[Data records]
## start

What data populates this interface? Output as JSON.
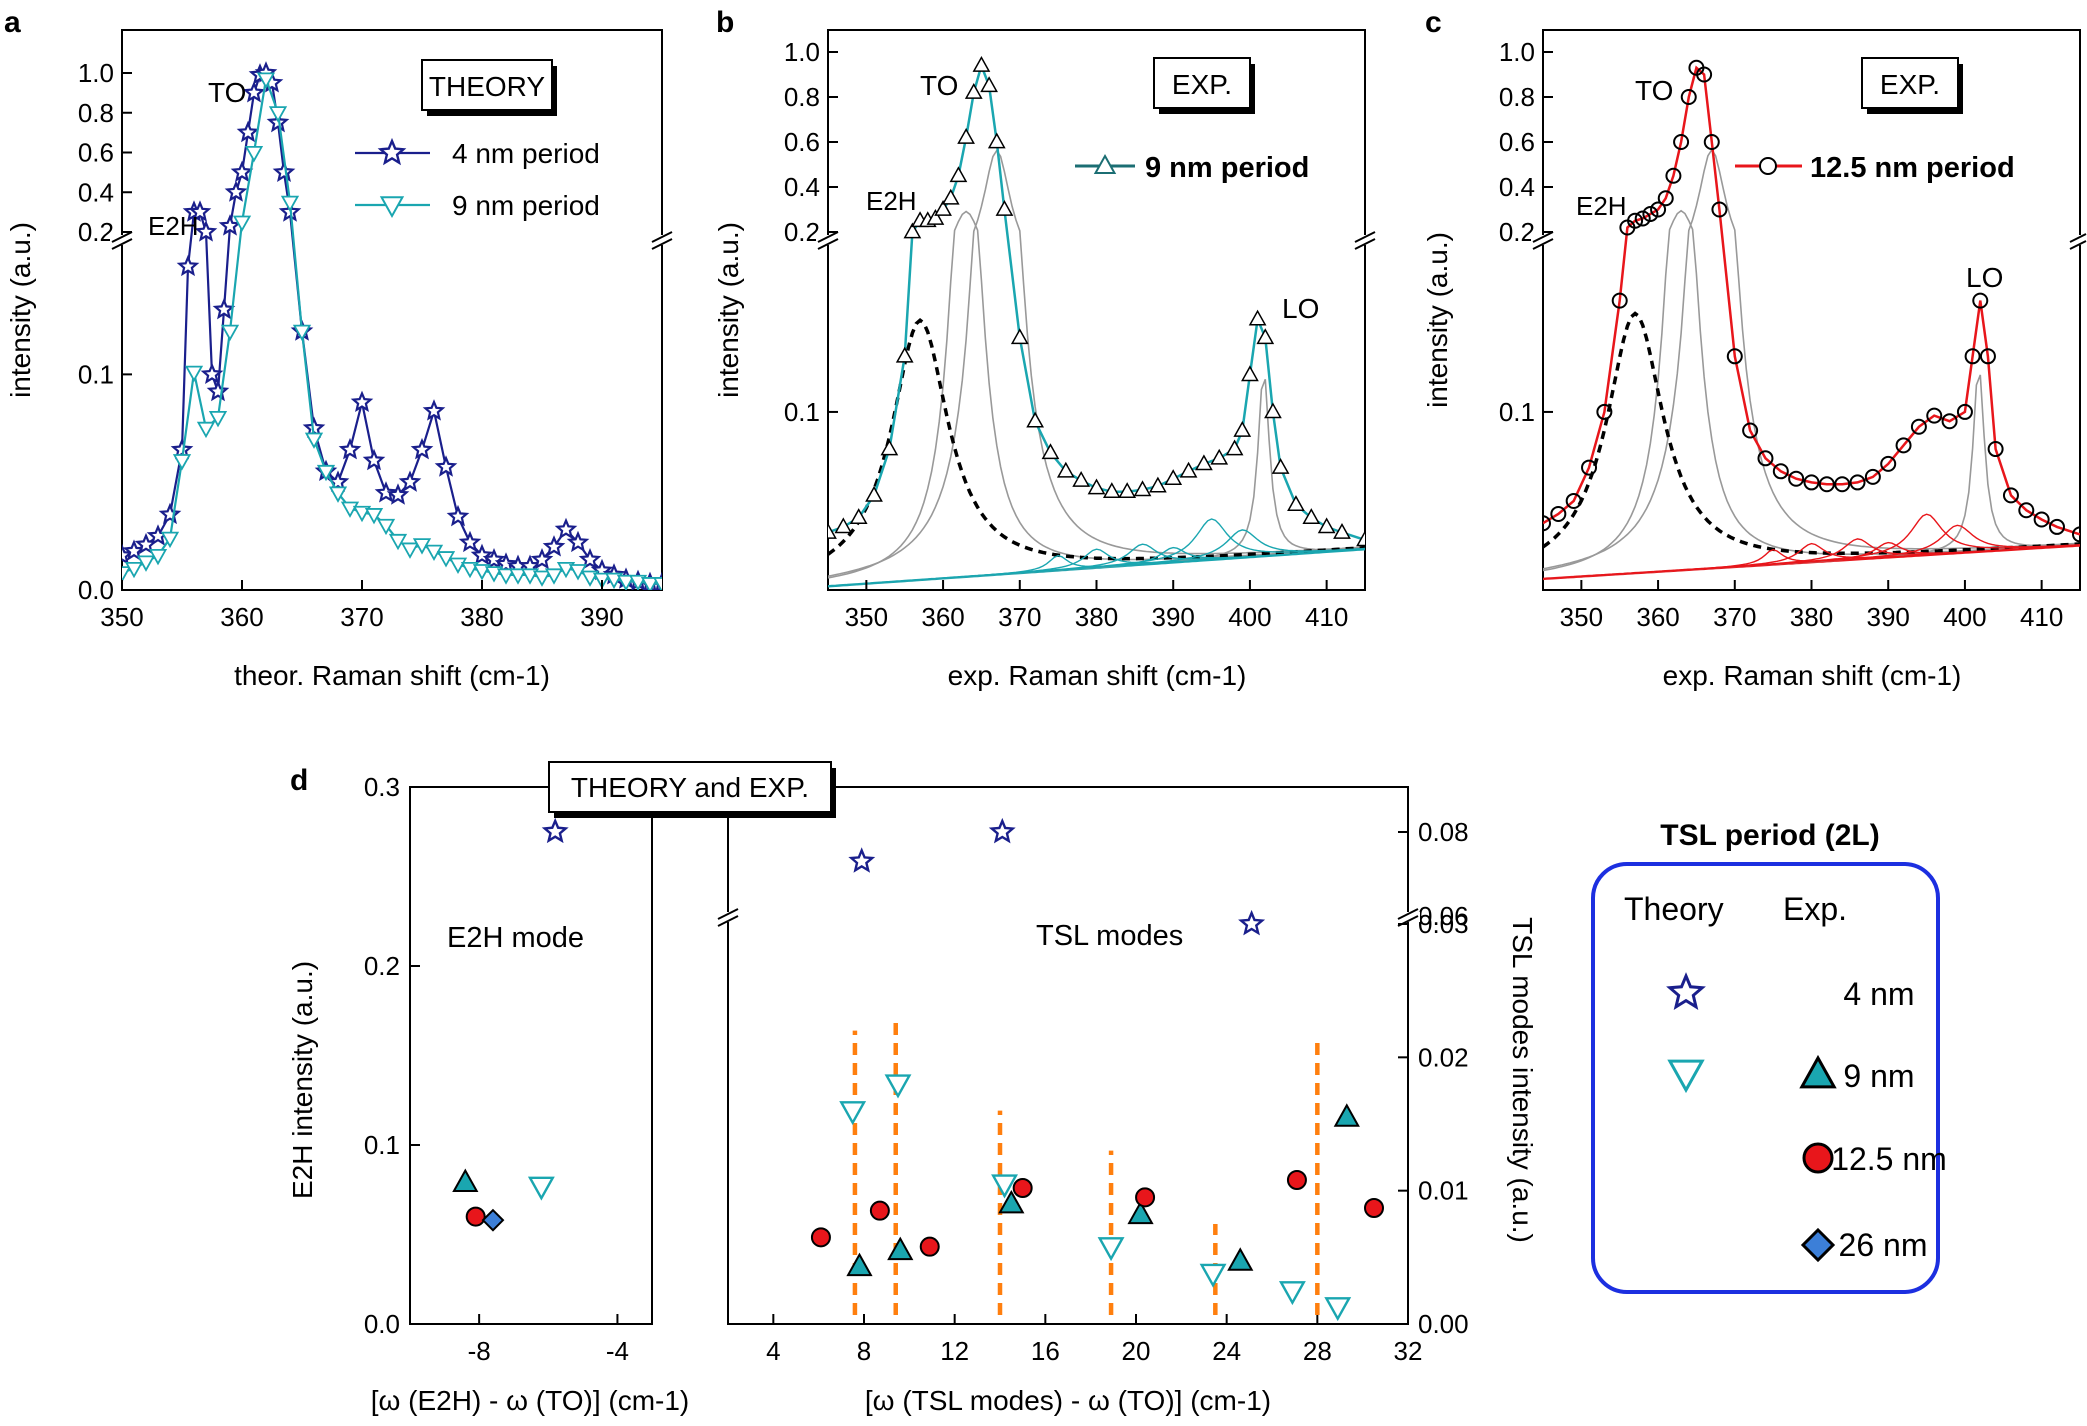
{
  "colors": {
    "theory_4nm": "#1a1f8c",
    "cyan": "#1aa6b0",
    "red": "#e8161b",
    "diamond": "#3c7fd8",
    "orange": "#ff7f0e",
    "blue_text": "#1c2fe0",
    "legend_box": "#1c2fe0"
  },
  "chart_data": [
    {
      "panel": "a",
      "type": "line",
      "box_label": "THEORY",
      "xlabel": "theor. Raman shift (cm-1)",
      "ylabel": "intensity (a.u.)",
      "x_ticks": [
        "350",
        "360",
        "370",
        "380",
        "390"
      ],
      "y_ticks_lower": [
        "0.0",
        "0.1"
      ],
      "y_ticks_upper": [
        "0.2",
        "0.4",
        "0.6",
        "0.8",
        "1.0"
      ],
      "xlim": [
        350,
        395
      ],
      "y_lower_range": [
        0,
        0.16
      ],
      "y_upper_range": [
        0.2,
        1.0
      ],
      "peak_labels": [
        "TO",
        "E2H"
      ],
      "series": [
        {
          "name": "4 nm period",
          "x": [
            350,
            351,
            352,
            353,
            354,
            355,
            355.5,
            356,
            356.5,
            357,
            357.5,
            358,
            358.5,
            359,
            359.5,
            360,
            360.5,
            361,
            361.5,
            362,
            362.5,
            363,
            363.5,
            364,
            365,
            366,
            367,
            368,
            369,
            370,
            371,
            372,
            373,
            374,
            375,
            376,
            377,
            378,
            379,
            380,
            381,
            382,
            383,
            384,
            385,
            386,
            387,
            388,
            389,
            390,
            391,
            392,
            393,
            394,
            395
          ],
          "y": [
            0.016,
            0.018,
            0.021,
            0.025,
            0.035,
            0.065,
            0.15,
            0.3,
            0.3,
            0.2,
            0.1,
            0.092,
            0.13,
            0.23,
            0.4,
            0.5,
            0.7,
            0.9,
            0.99,
            1.0,
            0.95,
            0.75,
            0.5,
            0.3,
            0.12,
            0.075,
            0.055,
            0.05,
            0.065,
            0.087,
            0.06,
            0.045,
            0.044,
            0.05,
            0.065,
            0.083,
            0.057,
            0.034,
            0.022,
            0.016,
            0.014,
            0.012,
            0.011,
            0.011,
            0.014,
            0.02,
            0.028,
            0.022,
            0.014,
            0.009,
            0.007,
            0.005,
            0.004,
            0.003,
            0.003
          ]
        },
        {
          "name": "9 nm period",
          "x": [
            350,
            351,
            352,
            353,
            354,
            355,
            356,
            357,
            358,
            359,
            360,
            361,
            362,
            363,
            364,
            365,
            366,
            367,
            368,
            369,
            370,
            371,
            372,
            373,
            374,
            375,
            376,
            377,
            378,
            379,
            380,
            381,
            382,
            383,
            384,
            385,
            386,
            387,
            388,
            389,
            390,
            391,
            392,
            393,
            394,
            395
          ],
          "y": [
            0.008,
            0.01,
            0.013,
            0.016,
            0.024,
            0.06,
            0.101,
            0.075,
            0.08,
            0.12,
            0.25,
            0.6,
            0.97,
            0.8,
            0.35,
            0.12,
            0.07,
            0.055,
            0.045,
            0.038,
            0.036,
            0.035,
            0.03,
            0.023,
            0.019,
            0.021,
            0.018,
            0.015,
            0.012,
            0.01,
            0.009,
            0.008,
            0.007,
            0.007,
            0.007,
            0.006,
            0.007,
            0.01,
            0.009,
            0.006,
            0.005,
            0.005,
            0.004,
            0.004,
            0.003,
            0.003
          ]
        }
      ]
    },
    {
      "panel": "b",
      "type": "line",
      "box_label": "EXP.",
      "xlabel": "exp. Raman shift (cm-1)",
      "ylabel": "intensity (a.u.)",
      "x_ticks": [
        "350",
        "360",
        "370",
        "380",
        "390",
        "400",
        "410"
      ],
      "y_ticks_lower": [
        "0.1"
      ],
      "y_ticks_upper": [
        "0.2",
        "0.4",
        "0.6",
        "0.8",
        "1.0"
      ],
      "xlim": [
        345,
        415
      ],
      "peak_labels": [
        "TO",
        "E2H",
        "LO"
      ],
      "series": [
        {
          "name": "9 nm period",
          "x": [
            345,
            347,
            349,
            351,
            353,
            355,
            356,
            357,
            358,
            359,
            360,
            361,
            362,
            363,
            364,
            365,
            366,
            367,
            368,
            370,
            372,
            374,
            376,
            378,
            380,
            382,
            384,
            386,
            388,
            390,
            392,
            394,
            396,
            398,
            399,
            400,
            401,
            402,
            403,
            404,
            406,
            408,
            410,
            412,
            415
          ],
          "y": [
            0.035,
            0.038,
            0.043,
            0.055,
            0.08,
            0.13,
            0.2,
            0.25,
            0.25,
            0.26,
            0.3,
            0.35,
            0.45,
            0.62,
            0.82,
            0.94,
            0.85,
            0.6,
            0.3,
            0.14,
            0.095,
            0.078,
            0.068,
            0.063,
            0.059,
            0.057,
            0.057,
            0.058,
            0.06,
            0.064,
            0.068,
            0.072,
            0.075,
            0.08,
            0.09,
            0.12,
            0.15,
            0.14,
            0.1,
            0.07,
            0.05,
            0.043,
            0.038,
            0.035,
            0.031
          ]
        }
      ]
    },
    {
      "panel": "c",
      "type": "line",
      "box_label": "EXP.",
      "xlabel": "exp. Raman shift (cm-1)",
      "ylabel": "intensity (a.u.)",
      "x_ticks": [
        "350",
        "360",
        "370",
        "380",
        "390",
        "400",
        "410"
      ],
      "y_ticks_lower": [
        "0.1"
      ],
      "y_ticks_upper": [
        "0.2",
        "0.4",
        "0.6",
        "0.8",
        "1.0"
      ],
      "xlim": [
        345,
        415
      ],
      "peak_labels": [
        "TO",
        "E2H",
        "LO"
      ],
      "series": [
        {
          "name": "12.5 nm period",
          "x": [
            345,
            347,
            349,
            351,
            353,
            355,
            356,
            357,
            358,
            359,
            360,
            361,
            362,
            363,
            364,
            365,
            366,
            367,
            368,
            370,
            372,
            374,
            376,
            378,
            380,
            382,
            384,
            386,
            388,
            390,
            392,
            394,
            396,
            398,
            400,
            401,
            402,
            403,
            404,
            406,
            408,
            410,
            412,
            415
          ],
          "y": [
            0.04,
            0.045,
            0.052,
            0.07,
            0.1,
            0.16,
            0.22,
            0.25,
            0.26,
            0.28,
            0.3,
            0.35,
            0.45,
            0.6,
            0.8,
            0.93,
            0.9,
            0.6,
            0.3,
            0.13,
            0.09,
            0.075,
            0.068,
            0.064,
            0.062,
            0.061,
            0.061,
            0.062,
            0.065,
            0.072,
            0.082,
            0.092,
            0.098,
            0.095,
            0.1,
            0.13,
            0.16,
            0.13,
            0.08,
            0.055,
            0.047,
            0.042,
            0.038,
            0.034
          ]
        }
      ]
    },
    {
      "panel": "d",
      "type": "scatter",
      "box_label": "THEORY and EXP.",
      "left": {
        "xlabel": "[ω (E2H) - ω (TO)] (cm-1)",
        "ylabel": "E2H intensity (a.u.)",
        "x_ticks": [
          "-8",
          "-4"
        ],
        "y_ticks": [
          "0.0",
          "0.1",
          "0.2",
          "0.3"
        ],
        "xlim": [
          -10,
          -3
        ],
        "ylim": [
          0,
          0.3
        ],
        "annotation": "E2H mode",
        "points": [
          {
            "group": "theory 4 nm",
            "x": -5.8,
            "y": 0.275
          },
          {
            "group": "theory 9 nm",
            "x": -6.2,
            "y": 0.077
          },
          {
            "group": "exp 9 nm",
            "x": -8.4,
            "y": 0.079
          },
          {
            "group": "exp 12.5 nm",
            "x": -8.1,
            "y": 0.06
          },
          {
            "group": "exp 26 nm",
            "x": -7.6,
            "y": 0.058
          }
        ]
      },
      "right": {
        "xlabel": "[ω (TSL modes) - ω (TO)] (cm-1)",
        "ylabel": "TSL modes intensity (a.u.)",
        "x_ticks": [
          "4",
          "8",
          "12",
          "16",
          "20",
          "24",
          "28",
          "32"
        ],
        "y_ticks_lower": [
          "0.00",
          "0.01",
          "0.02",
          "0.03"
        ],
        "y_ticks_upper": [
          "0.06",
          "0.08"
        ],
        "xlim": [
          2,
          32
        ],
        "annotation": "TSL modes",
        "points": [
          {
            "group": "theory 4 nm",
            "x": 7.9,
            "y": 0.073
          },
          {
            "group": "theory 4 nm",
            "x": 14.1,
            "y": 0.08
          },
          {
            "group": "theory 4 nm",
            "x": 25.1,
            "y": 0.03
          },
          {
            "group": "theory 9 nm",
            "x": 7.5,
            "y": 0.016
          },
          {
            "group": "theory 9 nm",
            "x": 9.5,
            "y": 0.018
          },
          {
            "group": "theory 9 nm",
            "x": 14.2,
            "y": 0.0105
          },
          {
            "group": "theory 9 nm",
            "x": 18.9,
            "y": 0.0058
          },
          {
            "group": "theory 9 nm",
            "x": 23.4,
            "y": 0.0038
          },
          {
            "group": "theory 9 nm",
            "x": 26.9,
            "y": 0.0025
          },
          {
            "group": "theory 9 nm",
            "x": 28.9,
            "y": 0.0013
          },
          {
            "group": "exp 9 nm",
            "x": 7.8,
            "y": 0.0043
          },
          {
            "group": "exp 9 nm",
            "x": 9.6,
            "y": 0.0055
          },
          {
            "group": "exp 9 nm",
            "x": 14.5,
            "y": 0.009
          },
          {
            "group": "exp 9 nm",
            "x": 20.2,
            "y": 0.0082
          },
          {
            "group": "exp 9 nm",
            "x": 24.6,
            "y": 0.0047
          },
          {
            "group": "exp 9 nm",
            "x": 29.3,
            "y": 0.0155
          },
          {
            "group": "exp 12.5 nm",
            "x": 6.1,
            "y": 0.0065
          },
          {
            "group": "exp 12.5 nm",
            "x": 8.7,
            "y": 0.0085
          },
          {
            "group": "exp 12.5 nm",
            "x": 10.9,
            "y": 0.0058
          },
          {
            "group": "exp 12.5 nm",
            "x": 15.0,
            "y": 0.0102
          },
          {
            "group": "exp 12.5 nm",
            "x": 20.4,
            "y": 0.0095
          },
          {
            "group": "exp 12.5 nm",
            "x": 27.1,
            "y": 0.0108
          },
          {
            "group": "exp 12.5 nm",
            "x": 30.5,
            "y": 0.0087
          }
        ],
        "orange_lines": [
          {
            "x": 7.6,
            "y_top": 0.022
          },
          {
            "x": 9.4,
            "y_top": 0.023
          },
          {
            "x": 14.0,
            "y_top": 0.016
          },
          {
            "x": 18.9,
            "y_top": 0.013
          },
          {
            "x": 23.5,
            "y_top": 0.0075
          },
          {
            "x": 28.0,
            "y_top": 0.0215
          }
        ]
      },
      "legend": {
        "title": "TSL period (2L)",
        "col_theory": "Theory",
        "col_exp": "Exp.",
        "rows": [
          "4 nm",
          "9 nm",
          "12.5 nm",
          "26 nm"
        ]
      }
    }
  ],
  "panel_letters": [
    "a",
    "b",
    "c",
    "d"
  ]
}
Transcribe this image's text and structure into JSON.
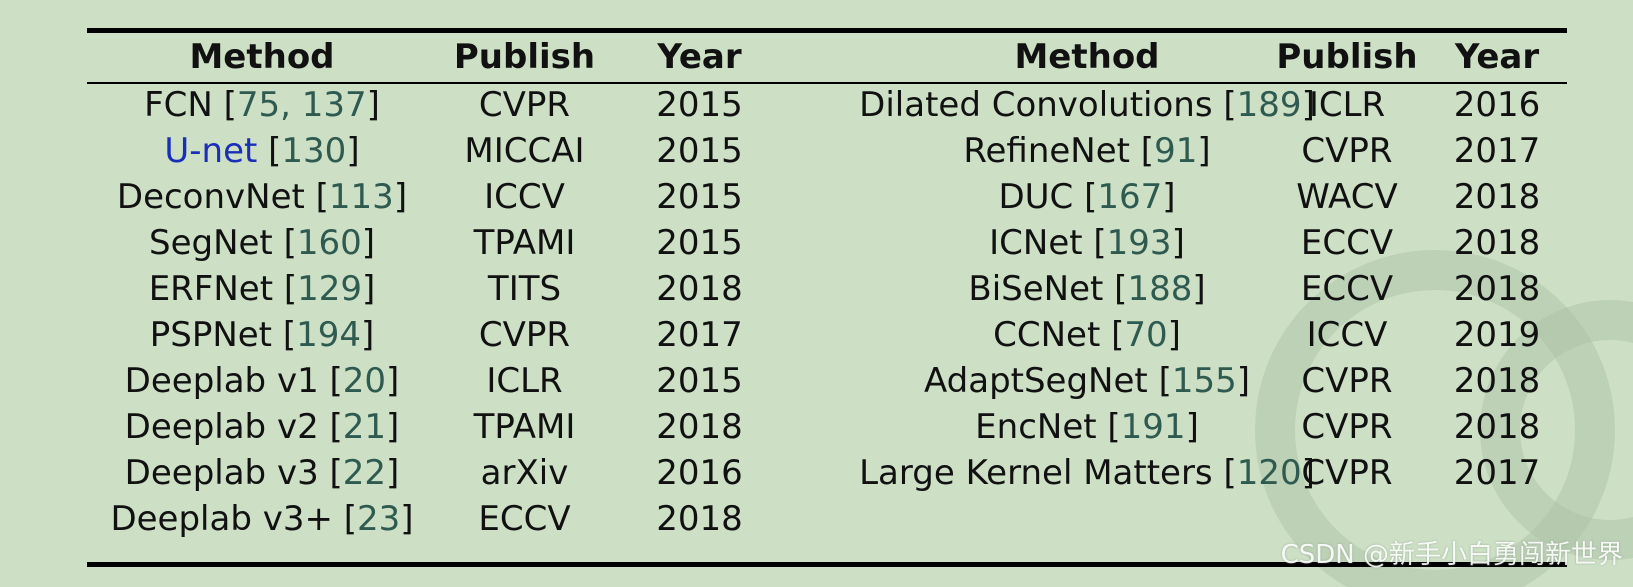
{
  "headers": {
    "left_method": "Method",
    "left_publish": "Publish",
    "left_year": "Year",
    "right_method": "Method",
    "right_publish": "Publish",
    "right_year": "Year"
  },
  "left_rows": [
    {
      "name": "FCN",
      "refs": "75, 137",
      "publish": "CVPR",
      "year": "2015"
    },
    {
      "name": "U-net",
      "refs": "130",
      "publish": "MICCAI",
      "year": "2015",
      "name_color": "#1a2fb8"
    },
    {
      "name": "DeconvNet",
      "refs": "113",
      "publish": "ICCV",
      "year": "2015"
    },
    {
      "name": "SegNet",
      "refs": "160",
      "publish": "TPAMI",
      "year": "2015"
    },
    {
      "name": "ERFNet",
      "refs": "129",
      "publish": "TITS",
      "year": "2018"
    },
    {
      "name": "PSPNet",
      "refs": "194",
      "publish": "CVPR",
      "year": "2017"
    },
    {
      "name": "Deeplab v1",
      "refs": "20",
      "publish": "ICLR",
      "year": "2015"
    },
    {
      "name": "Deeplab v2",
      "refs": "21",
      "publish": "TPAMI",
      "year": "2018"
    },
    {
      "name": "Deeplab v3",
      "refs": "22",
      "publish": "arXiv",
      "year": "2016"
    },
    {
      "name": "Deeplab v3+",
      "refs": "23",
      "publish": "ECCV",
      "year": "2018"
    }
  ],
  "right_rows": [
    {
      "name": "Dilated Convolutions",
      "refs": "189",
      "publish": "ICLR",
      "year": "2016"
    },
    {
      "name": "RefineNet",
      "refs": "91",
      "publish": "CVPR",
      "year": "2017"
    },
    {
      "name": "DUC",
      "refs": "167",
      "publish": "WACV",
      "year": "2018"
    },
    {
      "name": "ICNet",
      "refs": "193",
      "publish": "ECCV",
      "year": "2018"
    },
    {
      "name": "BiSeNet",
      "refs": "188",
      "publish": "ECCV",
      "year": "2018"
    },
    {
      "name": "CCNet",
      "refs": "70",
      "publish": "ICCV",
      "year": "2019"
    },
    {
      "name": "AdaptSegNet",
      "refs": "155",
      "publish": "CVPR",
      "year": "2018"
    },
    {
      "name": "EncNet",
      "refs": "191",
      "publish": "CVPR",
      "year": "2018"
    },
    {
      "name": "Large Kernel Matters",
      "refs": "120",
      "publish": "CVPR",
      "year": "2017"
    }
  ],
  "credit": "CSDN @新手小白勇闯新世界",
  "colors": {
    "background": "#cde0c6",
    "reference_number": "#2f5a50",
    "link": "#1a2fb8"
  }
}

## end

Aim of the exercise: In the listing above, how many lines include the word "modes"? Answer with the number and nothing more.

Output: 3